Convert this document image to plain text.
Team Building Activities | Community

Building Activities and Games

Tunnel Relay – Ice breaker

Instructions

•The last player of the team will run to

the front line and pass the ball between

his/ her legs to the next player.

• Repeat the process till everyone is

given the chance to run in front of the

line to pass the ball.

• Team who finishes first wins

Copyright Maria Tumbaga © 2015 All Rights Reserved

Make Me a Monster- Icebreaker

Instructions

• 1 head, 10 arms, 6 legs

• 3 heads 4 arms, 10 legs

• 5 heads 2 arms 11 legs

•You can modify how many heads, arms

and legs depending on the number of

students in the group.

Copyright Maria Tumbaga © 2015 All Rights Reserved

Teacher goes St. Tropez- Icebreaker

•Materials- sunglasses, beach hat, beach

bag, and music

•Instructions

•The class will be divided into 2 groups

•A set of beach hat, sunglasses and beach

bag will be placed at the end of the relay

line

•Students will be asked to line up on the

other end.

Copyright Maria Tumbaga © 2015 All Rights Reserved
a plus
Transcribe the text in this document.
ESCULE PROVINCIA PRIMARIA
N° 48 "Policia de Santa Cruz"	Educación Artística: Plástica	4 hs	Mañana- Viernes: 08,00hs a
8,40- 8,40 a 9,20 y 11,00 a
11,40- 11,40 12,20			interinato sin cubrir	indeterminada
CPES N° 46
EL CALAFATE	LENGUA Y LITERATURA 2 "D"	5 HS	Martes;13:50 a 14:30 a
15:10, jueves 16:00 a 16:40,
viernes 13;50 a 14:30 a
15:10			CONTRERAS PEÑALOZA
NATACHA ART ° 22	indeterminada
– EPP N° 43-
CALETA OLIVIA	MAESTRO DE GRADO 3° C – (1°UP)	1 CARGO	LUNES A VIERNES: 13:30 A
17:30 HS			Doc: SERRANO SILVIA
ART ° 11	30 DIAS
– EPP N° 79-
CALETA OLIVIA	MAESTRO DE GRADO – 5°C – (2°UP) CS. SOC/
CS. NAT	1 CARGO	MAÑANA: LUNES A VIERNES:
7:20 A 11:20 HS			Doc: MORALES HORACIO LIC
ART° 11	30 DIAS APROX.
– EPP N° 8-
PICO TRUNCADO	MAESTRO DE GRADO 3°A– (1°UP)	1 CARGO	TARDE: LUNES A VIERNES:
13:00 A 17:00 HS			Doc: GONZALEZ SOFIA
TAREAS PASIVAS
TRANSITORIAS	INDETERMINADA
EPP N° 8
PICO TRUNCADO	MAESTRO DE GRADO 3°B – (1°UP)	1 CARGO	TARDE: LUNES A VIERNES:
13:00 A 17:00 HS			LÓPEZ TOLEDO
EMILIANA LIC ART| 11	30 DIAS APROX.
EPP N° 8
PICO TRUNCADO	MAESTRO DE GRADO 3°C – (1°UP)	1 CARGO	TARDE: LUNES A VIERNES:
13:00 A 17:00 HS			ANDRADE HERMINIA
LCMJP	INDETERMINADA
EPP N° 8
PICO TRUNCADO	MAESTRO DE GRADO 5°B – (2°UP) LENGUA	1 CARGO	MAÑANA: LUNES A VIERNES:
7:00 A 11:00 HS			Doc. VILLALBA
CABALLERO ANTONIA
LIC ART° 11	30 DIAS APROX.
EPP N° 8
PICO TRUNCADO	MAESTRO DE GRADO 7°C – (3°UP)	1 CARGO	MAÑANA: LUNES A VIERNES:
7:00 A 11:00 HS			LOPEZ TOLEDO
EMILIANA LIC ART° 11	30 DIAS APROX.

- Goal -
Look through the records and gather each line with the word "PICO".

- Solution below -
PICO TRUNCADO	MAESTRO DE GRADO 3°A– (1°UP)	1 CARGO	TARDE: LUNES A VIERNES:
PICO TRUNCADO	MAESTRO DE GRADO 3°B – (1°UP)	1 CARGO	TARDE: LUNES A VIERNES:
PICO TRUNCADO	MAESTRO DE GRADO 3°C – (1°UP)	1 CARGO	TARDE: LUNES A VIERNES:
PICO TRUNCADO	MAESTRO DE GRADO 5°B – (2°UP) LENGUA	1 CARGO	MAÑANA: LUNES A VIERNES:
PICO TRUNCADO	MAESTRO DE GRADO 7°C – (3°UP)	1 CARGO	MAÑANA: LUNES A VIERNES:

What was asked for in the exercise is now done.